- **TASK DESCRIPTION**
Tally the lines in the records underneath that contain the string "been", and state the figure by itself.

- **RECORDED INFORMATION**

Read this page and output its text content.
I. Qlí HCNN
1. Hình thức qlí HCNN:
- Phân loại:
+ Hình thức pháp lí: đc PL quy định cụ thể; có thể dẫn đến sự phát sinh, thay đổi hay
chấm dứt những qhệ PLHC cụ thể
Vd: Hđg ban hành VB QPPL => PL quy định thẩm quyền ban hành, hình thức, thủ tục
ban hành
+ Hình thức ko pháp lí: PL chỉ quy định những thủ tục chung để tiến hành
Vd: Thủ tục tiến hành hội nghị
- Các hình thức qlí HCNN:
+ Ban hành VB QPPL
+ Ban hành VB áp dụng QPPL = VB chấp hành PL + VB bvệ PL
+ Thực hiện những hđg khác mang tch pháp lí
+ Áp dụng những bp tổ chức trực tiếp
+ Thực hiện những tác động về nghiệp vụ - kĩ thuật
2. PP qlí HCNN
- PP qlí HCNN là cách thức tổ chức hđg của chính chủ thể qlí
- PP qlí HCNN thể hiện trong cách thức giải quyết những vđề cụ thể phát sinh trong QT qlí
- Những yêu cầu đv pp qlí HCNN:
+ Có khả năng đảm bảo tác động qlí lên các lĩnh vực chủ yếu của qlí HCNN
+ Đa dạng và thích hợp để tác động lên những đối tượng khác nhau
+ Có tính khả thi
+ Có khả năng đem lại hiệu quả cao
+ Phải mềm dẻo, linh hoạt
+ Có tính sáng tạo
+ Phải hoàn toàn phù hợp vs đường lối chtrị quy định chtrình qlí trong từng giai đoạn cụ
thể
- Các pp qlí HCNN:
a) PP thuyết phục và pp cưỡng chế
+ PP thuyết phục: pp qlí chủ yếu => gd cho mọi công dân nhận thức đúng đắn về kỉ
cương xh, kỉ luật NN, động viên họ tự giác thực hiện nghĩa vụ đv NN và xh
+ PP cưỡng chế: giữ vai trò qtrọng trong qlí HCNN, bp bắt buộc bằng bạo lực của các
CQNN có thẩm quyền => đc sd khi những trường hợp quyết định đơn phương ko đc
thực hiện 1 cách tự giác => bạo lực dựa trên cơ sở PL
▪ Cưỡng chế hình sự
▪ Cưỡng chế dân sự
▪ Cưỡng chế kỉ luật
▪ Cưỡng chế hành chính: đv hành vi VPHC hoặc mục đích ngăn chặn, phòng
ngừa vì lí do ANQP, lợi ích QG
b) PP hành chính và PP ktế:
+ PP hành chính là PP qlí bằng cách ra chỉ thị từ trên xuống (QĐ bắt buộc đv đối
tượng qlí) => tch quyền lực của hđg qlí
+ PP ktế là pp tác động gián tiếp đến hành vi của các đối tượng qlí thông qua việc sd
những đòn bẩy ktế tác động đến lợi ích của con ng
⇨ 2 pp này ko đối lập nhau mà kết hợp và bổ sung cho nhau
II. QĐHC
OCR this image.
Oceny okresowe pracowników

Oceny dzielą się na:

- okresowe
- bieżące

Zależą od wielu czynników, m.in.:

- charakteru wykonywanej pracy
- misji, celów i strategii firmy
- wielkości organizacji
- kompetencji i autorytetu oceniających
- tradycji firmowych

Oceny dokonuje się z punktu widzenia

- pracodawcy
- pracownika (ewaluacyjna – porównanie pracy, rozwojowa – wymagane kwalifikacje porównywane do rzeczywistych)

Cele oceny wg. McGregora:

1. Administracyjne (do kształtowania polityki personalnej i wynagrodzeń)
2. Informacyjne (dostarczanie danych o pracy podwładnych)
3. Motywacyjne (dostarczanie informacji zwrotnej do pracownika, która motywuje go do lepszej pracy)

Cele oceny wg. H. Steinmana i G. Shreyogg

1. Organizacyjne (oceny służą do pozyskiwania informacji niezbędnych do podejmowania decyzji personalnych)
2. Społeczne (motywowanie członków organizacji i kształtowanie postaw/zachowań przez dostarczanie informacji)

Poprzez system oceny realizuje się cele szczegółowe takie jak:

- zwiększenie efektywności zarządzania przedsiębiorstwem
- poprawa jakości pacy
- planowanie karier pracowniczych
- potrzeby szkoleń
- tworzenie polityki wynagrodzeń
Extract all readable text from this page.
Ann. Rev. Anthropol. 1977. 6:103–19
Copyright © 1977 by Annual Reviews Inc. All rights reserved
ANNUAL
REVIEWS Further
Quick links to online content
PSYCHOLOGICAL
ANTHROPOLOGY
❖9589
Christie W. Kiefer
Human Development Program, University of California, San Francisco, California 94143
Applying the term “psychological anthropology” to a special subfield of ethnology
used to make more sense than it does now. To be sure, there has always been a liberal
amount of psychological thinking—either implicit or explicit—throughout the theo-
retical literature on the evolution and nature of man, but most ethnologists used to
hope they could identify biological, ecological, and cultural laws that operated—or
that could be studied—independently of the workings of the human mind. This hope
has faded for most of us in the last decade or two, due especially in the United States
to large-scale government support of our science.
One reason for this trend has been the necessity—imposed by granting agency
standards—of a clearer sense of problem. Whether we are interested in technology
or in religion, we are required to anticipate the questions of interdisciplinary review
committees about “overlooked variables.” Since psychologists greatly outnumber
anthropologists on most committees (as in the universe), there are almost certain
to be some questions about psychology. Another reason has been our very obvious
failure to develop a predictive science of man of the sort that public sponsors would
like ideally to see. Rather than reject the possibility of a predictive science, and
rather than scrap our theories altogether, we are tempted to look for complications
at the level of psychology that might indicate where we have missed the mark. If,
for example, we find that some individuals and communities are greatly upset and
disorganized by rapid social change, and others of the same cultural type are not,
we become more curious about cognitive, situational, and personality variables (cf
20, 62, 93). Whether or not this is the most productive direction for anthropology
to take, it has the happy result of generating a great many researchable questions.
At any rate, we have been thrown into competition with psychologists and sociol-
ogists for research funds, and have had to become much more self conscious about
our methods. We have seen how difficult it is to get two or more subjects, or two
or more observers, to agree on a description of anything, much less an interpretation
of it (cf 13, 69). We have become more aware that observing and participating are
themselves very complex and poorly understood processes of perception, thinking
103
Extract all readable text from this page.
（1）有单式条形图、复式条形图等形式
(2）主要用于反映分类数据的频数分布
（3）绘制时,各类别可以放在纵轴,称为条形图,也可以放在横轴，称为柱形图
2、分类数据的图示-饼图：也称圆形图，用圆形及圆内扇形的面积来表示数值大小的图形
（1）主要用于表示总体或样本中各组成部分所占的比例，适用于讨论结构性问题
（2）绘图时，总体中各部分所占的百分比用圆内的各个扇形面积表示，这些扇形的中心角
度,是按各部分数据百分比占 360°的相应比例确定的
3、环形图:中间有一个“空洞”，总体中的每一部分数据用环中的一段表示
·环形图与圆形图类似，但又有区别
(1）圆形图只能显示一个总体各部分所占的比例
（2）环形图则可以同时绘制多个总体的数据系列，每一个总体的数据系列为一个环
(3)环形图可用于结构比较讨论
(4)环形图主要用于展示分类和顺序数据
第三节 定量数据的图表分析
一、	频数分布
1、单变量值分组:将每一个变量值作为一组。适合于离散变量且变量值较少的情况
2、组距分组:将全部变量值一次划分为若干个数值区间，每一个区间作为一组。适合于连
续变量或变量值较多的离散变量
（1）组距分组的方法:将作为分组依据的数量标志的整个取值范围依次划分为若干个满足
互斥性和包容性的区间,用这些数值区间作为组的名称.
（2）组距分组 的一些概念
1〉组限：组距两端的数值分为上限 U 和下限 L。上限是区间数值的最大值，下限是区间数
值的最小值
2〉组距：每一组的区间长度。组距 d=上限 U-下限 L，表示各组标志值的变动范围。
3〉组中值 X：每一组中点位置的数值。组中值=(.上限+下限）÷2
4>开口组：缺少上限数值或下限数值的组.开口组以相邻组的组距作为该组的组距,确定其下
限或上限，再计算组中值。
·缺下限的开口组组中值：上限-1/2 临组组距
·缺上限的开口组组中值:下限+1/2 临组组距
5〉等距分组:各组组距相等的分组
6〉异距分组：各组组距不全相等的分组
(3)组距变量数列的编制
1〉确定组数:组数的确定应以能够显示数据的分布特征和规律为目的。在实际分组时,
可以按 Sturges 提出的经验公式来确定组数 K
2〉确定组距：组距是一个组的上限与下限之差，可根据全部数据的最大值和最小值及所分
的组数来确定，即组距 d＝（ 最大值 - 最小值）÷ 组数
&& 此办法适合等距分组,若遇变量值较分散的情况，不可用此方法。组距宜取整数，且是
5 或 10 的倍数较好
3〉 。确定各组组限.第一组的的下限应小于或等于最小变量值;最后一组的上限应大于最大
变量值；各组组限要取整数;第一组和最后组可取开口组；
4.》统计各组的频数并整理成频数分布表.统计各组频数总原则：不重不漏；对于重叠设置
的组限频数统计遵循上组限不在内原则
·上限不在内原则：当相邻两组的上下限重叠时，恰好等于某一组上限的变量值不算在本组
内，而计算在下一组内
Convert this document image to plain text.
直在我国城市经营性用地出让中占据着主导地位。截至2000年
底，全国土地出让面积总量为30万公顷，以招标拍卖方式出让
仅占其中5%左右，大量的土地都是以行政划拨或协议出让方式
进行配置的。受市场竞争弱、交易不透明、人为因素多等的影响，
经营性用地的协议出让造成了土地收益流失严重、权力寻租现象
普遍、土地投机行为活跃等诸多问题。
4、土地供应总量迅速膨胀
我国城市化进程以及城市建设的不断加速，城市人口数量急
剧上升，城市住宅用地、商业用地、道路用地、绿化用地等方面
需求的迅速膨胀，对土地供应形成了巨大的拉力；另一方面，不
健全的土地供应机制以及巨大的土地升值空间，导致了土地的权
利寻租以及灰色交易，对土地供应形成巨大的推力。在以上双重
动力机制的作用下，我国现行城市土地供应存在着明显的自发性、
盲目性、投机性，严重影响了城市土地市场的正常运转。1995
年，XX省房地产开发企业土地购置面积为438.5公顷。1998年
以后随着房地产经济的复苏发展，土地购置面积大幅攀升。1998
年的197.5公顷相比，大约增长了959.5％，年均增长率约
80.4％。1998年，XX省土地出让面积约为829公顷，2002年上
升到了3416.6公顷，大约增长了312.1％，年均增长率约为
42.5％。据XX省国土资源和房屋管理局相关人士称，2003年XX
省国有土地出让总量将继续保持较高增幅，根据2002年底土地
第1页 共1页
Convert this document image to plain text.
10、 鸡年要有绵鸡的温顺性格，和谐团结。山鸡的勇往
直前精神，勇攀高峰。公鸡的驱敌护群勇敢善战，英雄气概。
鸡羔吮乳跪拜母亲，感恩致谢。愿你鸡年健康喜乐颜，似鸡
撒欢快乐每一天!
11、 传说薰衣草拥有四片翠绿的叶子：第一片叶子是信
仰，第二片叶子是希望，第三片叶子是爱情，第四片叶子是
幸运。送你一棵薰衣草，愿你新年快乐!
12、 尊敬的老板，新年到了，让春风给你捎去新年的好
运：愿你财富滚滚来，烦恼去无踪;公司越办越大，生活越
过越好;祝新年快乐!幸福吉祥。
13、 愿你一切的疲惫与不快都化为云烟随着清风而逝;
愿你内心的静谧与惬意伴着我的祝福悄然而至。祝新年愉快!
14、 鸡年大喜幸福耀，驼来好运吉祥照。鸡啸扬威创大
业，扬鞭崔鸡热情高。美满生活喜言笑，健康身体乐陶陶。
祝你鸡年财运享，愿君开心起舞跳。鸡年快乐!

- **WRITTEN ANSWER**
4